Return every line below in which "vous" appears.

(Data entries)
==============================

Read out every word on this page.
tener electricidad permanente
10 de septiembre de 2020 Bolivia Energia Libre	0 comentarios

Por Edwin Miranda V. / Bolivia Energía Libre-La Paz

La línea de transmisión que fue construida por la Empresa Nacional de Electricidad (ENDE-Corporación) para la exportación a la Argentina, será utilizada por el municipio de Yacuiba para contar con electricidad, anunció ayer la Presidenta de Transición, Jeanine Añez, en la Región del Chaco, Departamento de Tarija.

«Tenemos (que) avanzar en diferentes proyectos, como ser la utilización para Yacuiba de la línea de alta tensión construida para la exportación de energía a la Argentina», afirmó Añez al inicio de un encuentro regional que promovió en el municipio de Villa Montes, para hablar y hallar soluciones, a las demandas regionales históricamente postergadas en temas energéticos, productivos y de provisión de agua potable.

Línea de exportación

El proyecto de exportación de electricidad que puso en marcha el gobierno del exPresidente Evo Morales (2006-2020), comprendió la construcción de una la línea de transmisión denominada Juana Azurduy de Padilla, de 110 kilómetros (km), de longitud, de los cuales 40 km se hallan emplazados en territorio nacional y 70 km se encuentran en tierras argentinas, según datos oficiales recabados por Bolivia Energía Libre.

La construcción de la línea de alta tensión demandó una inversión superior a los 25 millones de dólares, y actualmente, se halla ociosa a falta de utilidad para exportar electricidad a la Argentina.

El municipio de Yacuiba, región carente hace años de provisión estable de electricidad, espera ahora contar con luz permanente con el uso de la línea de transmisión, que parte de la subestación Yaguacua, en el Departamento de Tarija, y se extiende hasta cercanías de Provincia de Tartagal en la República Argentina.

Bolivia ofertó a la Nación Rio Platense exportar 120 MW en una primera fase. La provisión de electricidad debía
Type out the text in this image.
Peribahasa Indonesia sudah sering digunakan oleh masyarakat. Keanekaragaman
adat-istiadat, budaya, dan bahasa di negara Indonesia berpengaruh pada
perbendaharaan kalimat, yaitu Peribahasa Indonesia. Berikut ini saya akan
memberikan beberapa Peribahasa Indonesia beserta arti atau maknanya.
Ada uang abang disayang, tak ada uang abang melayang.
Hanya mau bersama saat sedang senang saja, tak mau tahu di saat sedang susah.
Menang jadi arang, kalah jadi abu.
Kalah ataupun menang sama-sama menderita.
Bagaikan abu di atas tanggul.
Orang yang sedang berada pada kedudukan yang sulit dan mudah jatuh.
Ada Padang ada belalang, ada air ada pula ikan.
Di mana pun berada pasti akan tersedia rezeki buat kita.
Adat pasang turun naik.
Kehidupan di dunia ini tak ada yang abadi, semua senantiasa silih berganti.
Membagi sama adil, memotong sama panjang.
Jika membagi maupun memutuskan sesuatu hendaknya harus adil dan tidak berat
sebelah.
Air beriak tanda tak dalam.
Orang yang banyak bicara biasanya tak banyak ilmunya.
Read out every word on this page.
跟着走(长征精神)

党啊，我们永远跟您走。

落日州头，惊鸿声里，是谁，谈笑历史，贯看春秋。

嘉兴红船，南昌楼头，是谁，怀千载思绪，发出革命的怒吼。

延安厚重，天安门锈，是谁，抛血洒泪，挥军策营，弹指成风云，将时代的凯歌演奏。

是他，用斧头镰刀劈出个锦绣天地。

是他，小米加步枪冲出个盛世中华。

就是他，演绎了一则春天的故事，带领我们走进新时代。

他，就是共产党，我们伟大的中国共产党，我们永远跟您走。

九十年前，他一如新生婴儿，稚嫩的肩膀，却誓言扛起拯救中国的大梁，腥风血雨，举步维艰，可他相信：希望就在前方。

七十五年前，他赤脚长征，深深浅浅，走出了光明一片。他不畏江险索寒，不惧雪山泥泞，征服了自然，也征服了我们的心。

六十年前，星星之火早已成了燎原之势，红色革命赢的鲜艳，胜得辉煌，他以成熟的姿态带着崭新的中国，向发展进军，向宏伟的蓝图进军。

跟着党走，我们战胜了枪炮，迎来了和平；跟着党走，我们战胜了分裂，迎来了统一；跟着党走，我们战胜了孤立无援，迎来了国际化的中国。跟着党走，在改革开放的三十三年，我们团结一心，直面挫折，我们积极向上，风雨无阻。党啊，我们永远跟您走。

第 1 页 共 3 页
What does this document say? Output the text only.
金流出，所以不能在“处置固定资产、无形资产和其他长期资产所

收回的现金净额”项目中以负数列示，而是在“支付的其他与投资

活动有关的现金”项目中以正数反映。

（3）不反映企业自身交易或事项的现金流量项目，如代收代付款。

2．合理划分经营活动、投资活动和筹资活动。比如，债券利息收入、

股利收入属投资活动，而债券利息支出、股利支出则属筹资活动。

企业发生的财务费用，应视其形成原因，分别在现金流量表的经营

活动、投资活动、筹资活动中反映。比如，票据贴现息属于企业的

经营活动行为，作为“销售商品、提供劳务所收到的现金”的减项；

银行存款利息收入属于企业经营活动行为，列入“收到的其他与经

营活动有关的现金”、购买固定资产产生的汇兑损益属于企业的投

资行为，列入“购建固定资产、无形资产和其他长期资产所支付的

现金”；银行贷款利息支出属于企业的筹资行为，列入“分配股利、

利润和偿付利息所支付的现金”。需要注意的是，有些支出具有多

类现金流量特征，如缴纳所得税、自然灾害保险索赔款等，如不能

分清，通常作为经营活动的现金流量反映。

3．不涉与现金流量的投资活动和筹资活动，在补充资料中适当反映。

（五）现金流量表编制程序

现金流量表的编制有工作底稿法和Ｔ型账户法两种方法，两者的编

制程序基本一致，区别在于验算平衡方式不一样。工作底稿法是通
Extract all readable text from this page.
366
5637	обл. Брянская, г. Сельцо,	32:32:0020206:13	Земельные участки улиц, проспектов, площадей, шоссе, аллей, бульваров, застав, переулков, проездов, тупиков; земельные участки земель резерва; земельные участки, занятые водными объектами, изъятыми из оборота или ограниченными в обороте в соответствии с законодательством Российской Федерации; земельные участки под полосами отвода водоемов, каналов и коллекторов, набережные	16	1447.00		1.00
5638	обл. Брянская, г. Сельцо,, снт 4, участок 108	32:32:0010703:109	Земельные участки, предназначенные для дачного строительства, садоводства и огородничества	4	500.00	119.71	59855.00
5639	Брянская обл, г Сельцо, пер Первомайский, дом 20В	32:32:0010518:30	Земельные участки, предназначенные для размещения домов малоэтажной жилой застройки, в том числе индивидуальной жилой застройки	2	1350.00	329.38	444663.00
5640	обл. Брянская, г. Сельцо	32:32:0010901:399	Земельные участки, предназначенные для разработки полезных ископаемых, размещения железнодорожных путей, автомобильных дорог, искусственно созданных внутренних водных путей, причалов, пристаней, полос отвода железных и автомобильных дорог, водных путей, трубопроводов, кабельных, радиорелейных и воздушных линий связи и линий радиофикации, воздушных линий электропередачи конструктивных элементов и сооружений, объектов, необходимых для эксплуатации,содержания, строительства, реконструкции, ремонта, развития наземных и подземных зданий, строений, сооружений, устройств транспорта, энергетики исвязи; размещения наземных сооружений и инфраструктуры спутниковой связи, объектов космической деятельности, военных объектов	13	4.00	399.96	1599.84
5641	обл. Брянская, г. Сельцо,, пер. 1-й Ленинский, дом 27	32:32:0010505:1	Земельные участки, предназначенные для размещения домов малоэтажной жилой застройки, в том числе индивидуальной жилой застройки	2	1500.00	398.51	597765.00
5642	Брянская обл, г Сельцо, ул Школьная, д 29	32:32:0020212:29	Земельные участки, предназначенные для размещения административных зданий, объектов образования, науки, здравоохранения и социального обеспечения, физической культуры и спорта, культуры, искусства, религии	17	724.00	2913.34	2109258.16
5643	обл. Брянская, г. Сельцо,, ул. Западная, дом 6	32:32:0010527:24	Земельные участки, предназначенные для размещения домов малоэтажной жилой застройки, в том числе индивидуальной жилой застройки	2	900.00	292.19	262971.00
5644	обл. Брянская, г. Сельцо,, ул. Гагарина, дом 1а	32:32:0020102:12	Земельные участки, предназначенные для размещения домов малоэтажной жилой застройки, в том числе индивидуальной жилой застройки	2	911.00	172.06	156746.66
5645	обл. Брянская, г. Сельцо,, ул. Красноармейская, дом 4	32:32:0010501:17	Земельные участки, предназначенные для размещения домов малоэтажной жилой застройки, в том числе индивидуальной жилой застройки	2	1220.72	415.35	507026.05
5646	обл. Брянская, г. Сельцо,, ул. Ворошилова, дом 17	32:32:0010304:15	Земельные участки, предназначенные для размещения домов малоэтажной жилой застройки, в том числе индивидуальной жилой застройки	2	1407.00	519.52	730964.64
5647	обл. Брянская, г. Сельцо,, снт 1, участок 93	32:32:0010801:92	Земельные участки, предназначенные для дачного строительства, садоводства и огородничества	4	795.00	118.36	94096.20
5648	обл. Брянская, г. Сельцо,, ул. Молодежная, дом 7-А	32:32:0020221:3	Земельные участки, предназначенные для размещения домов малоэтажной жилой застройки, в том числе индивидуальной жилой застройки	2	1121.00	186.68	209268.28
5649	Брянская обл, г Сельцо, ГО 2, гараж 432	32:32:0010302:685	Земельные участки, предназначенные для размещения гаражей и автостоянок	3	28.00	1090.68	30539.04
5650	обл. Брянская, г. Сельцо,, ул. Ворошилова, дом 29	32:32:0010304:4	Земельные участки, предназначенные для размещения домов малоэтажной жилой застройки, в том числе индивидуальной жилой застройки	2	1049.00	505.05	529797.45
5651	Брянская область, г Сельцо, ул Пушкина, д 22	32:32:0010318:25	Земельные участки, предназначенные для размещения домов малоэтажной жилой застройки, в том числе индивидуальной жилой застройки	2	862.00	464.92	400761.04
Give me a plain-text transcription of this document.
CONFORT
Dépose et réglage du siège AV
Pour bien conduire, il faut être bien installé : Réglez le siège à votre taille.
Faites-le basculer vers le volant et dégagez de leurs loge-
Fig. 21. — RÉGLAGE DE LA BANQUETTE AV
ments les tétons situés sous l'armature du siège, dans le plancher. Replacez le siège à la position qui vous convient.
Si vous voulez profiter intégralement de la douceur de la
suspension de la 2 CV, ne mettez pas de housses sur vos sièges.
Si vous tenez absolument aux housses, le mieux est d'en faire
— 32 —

==============================

* WRITTEN ANSWER:
ments les tétons situés sous l'armature du siège, dans le plancher. Replacez le siège à la position qui vous convient.
Si vous voulez profiter intégralement de la douceur de la
Si vous tenez absolument aux housses, le mieux est d'en faire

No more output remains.